:: Work instructions ::
Quote all of the data that follows exactly as written, skipping the images.

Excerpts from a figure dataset
* * * * * * *

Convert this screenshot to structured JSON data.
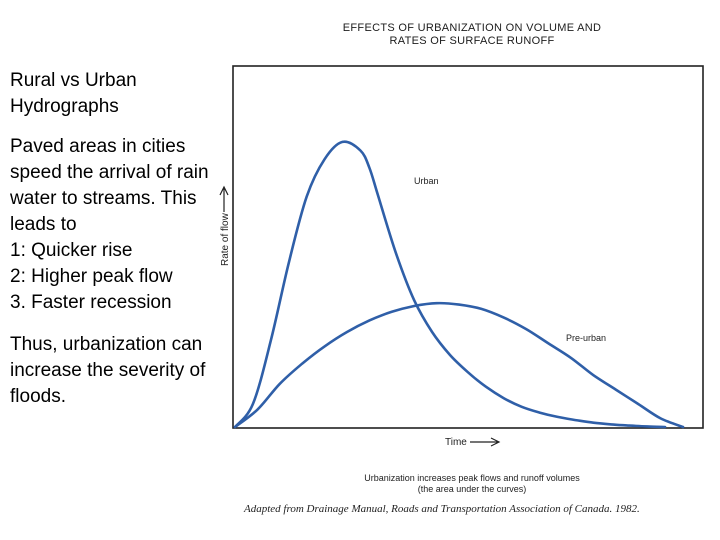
{
  "slide": {
    "title": "Rural vs Urban Hydrographs",
    "paragraph1": "Paved areas in cities speed the arrival of rain water to streams. This leads to",
    "points": [
      "1: Quicker rise",
      "2: Higher peak flow",
      "3. Faster recession"
    ],
    "paragraph2": "Thus, urbanization can increase the severity of floods."
  },
  "figure": {
    "title_line1": "EFFECTS OF URBANIZATION ON VOLUME AND",
    "title_line2": "RATES OF SURFACE RUNOFF",
    "caption_line1": "Urbanization increases peak flows and runoff volumes",
    "caption_line2": "(the area under the curves)",
    "source": "Adapted from Drainage Manual, Roads and Transportation Association of Canada. 1982."
  },
  "chart_data": {
    "type": "line",
    "xlabel": "Time",
    "ylabel": "Rate of flow",
    "xlim": [
      0,
      100
    ],
    "ylim": [
      0,
      100
    ],
    "line_color": "#2f5fa8",
    "series": [
      {
        "name": "Urban",
        "x": [
          0,
          4,
          8,
          12,
          16,
          20,
          24,
          28,
          30,
          32,
          36,
          40,
          44,
          48,
          52,
          56,
          60,
          64,
          68,
          72,
          76,
          80,
          84,
          88,
          92,
          96
        ],
        "y": [
          0,
          8,
          30,
          57,
          80,
          93,
          99,
          96,
          90,
          80,
          60,
          44,
          33,
          25,
          19,
          14,
          10,
          7,
          5,
          3.5,
          2.4,
          1.5,
          0.9,
          0.5,
          0.2,
          0
        ]
      },
      {
        "name": "Pre-urban",
        "x": [
          0,
          5,
          10,
          15,
          20,
          25,
          30,
          35,
          40,
          45,
          50,
          55,
          60,
          65,
          70,
          75,
          80,
          85,
          90,
          95,
          100
        ],
        "y": [
          0,
          6,
          15,
          22,
          28,
          33,
          37,
          40,
          42,
          43,
          42.5,
          41,
          38,
          34,
          29,
          24,
          18,
          13,
          8,
          3,
          0
        ]
      }
    ]
  }
}
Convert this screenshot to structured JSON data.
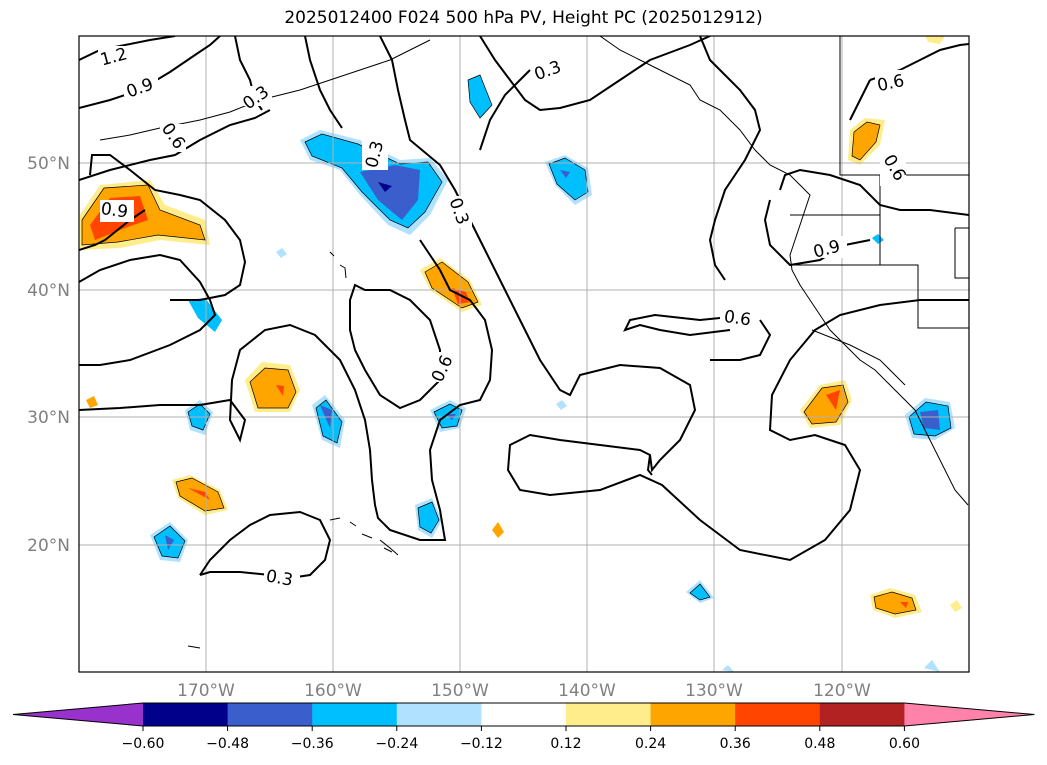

* * * * * * *

:: Solution to the exercise ::
Convert this screenshot to structured JSON data.
{
  "slide": {
    "title": "Rural vs Urban Hydrographs",
    "paragraph1": "Paved areas in cities speed the arrival of rain water to streams. This leads to",
    "points": [
      "1: Quicker rise",
      "2: Higher peak flow",
      "3. Faster recession"
    ],
    "paragraph2": "Thus, urbanization can increase the severity of floods."
  },
  "figure": {
    "title_line1": "EFFECTS OF URBANIZATION ON VOLUME AND",
    "title_line2": "RATES OF SURFACE RUNOFF",
    "caption_line1": "Urbanization increases peak flows and runoff volumes",
    "caption_line2": "(the area under the curves)",
    "source": "Adapted from Drainage Manual, Roads and Transportation Association of Canada. 1982."
  },
  "chart_data": {
    "type": "line",
    "xlabel": "Time",
    "ylabel": "Rate of flow",
    "xlim": [
      0,
      100
    ],
    "ylim": [
      0,
      100
    ],
    "line_color": "#2f5fa8",
    "series": [
      {
        "name": "Urban",
        "x": [
          0,
          4,
          8,
          12,
          16,
          20,
          24,
          28,
          30,
          32,
          36,
          40,
          44,
          48,
          52,
          56,
          60,
          64,
          68,
          72,
          76,
          80,
          84,
          88,
          92,
          96
        ],
        "y": [
          0,
          8,
          30,
          57,
          80,
          93,
          99,
          96,
          90,
          80,
          60,
          44,
          33,
          25,
          19,
          14,
          10,
          7,
          5,
          3.5,
          2.4,
          1.5,
          0.9,
          0.5,
          0.2,
          0
        ]
      },
      {
        "name": "Pre-urban",
        "x": [
          0,
          5,
          10,
          15,
          20,
          25,
          30,
          35,
          40,
          45,
          50,
          55,
          60,
          65,
          70,
          75,
          80,
          85,
          90,
          95,
          100
        ],
        "y": [
          0,
          6,
          15,
          22,
          28,
          33,
          37,
          40,
          42,
          43,
          42.5,
          41,
          38,
          34,
          29,
          24,
          18,
          13,
          8,
          3,
          0
        ]
      }
    ]
  }
}
Convert this screenshot to structured JSON data.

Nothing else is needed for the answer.